**WORK TO COMPLETE:** Reproduce the records below in full and without edits, omitting images.

* START PROVIDED ENTRIES *

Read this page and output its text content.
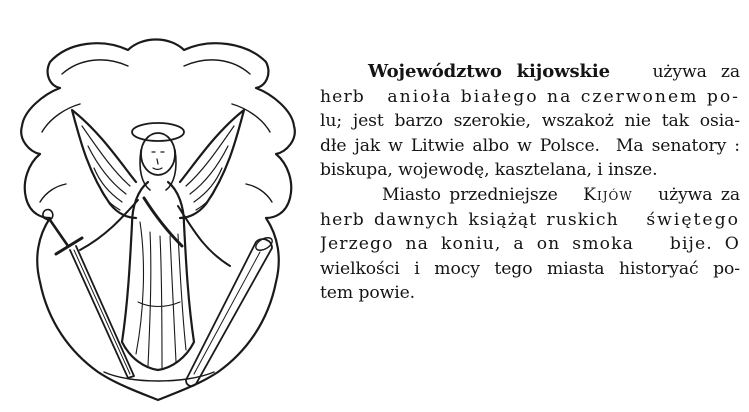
Województwo kijowskie używa za
herb anioła białego na czerwonem po-
lu; jest barzo szerokie, wszakoż nie tak osia-
dłe jak w Litwie albo w Polsce.  Ma senatory :
biskupa, wojewodę, kasztelana, i insze.
Miasto przedniejsze Kijów używa za
herb dawnych książąt ruskich świętego
Jerzego na koniu, a on smoka bije. O
wielkości i mocy tego miasta historyać po-
tem powie.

* END PROVIDED ENTRIES *

**RESULT FOR THIS TASK:**
Read this page and output its text content.
Województwo kijowskie używa za
herb anioła białego na czerwonem po-
lu; jest barzo szerokie, wszakoż nie tak osia-
dłe jak w Litwie albo w Polsce.  Ma senatory :
biskupa, wojewodę, kasztelana, i insze.
Miasto przedniejsze Kijów używa za
herb dawnych książąt ruskich świętego
Jerzego na koniu, a on smoka bije. O
wielkości i mocy tego miasta historyać po-
tem powie.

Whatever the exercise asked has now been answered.